-- Data follows --
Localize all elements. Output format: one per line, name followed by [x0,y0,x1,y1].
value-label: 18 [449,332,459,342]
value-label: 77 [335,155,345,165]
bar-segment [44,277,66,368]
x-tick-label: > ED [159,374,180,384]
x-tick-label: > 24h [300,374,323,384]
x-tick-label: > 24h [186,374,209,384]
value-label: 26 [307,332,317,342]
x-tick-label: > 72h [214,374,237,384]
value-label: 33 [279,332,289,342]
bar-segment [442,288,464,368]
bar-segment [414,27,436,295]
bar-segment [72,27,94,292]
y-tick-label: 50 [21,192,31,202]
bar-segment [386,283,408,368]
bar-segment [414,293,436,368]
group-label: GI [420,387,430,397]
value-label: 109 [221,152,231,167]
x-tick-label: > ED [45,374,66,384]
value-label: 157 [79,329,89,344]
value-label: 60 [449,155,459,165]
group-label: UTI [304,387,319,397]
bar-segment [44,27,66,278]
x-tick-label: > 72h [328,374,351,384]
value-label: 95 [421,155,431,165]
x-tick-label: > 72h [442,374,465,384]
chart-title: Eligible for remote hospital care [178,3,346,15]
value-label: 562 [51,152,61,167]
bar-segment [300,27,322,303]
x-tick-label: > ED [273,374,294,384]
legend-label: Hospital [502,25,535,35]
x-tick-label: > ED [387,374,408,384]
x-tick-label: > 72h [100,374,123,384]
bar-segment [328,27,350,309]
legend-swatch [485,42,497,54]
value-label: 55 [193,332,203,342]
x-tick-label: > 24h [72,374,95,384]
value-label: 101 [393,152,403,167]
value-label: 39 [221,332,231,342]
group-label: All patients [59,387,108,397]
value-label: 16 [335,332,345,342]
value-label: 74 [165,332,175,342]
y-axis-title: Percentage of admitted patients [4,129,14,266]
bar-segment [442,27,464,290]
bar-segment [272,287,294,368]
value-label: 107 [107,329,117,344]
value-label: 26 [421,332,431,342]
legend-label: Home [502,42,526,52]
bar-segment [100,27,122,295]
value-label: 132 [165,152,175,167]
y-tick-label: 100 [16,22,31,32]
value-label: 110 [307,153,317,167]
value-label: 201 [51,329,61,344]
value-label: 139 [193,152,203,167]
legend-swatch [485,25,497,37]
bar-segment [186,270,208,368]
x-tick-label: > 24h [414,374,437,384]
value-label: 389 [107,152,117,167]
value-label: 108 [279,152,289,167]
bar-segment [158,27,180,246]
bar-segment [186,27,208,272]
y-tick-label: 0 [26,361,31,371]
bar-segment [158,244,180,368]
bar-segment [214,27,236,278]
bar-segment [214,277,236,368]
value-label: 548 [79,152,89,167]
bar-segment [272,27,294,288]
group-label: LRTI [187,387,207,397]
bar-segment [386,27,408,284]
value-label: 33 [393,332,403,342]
-- Data concluded --
* Required work *
For each line in the data above that contains the string "legend", extract the line.

* Exercise output *
legend-label: Hospital [502,25,535,35]
legend-swatch [485,42,497,54]
legend-label: Home [502,42,526,52]
legend-swatch [485,25,497,37]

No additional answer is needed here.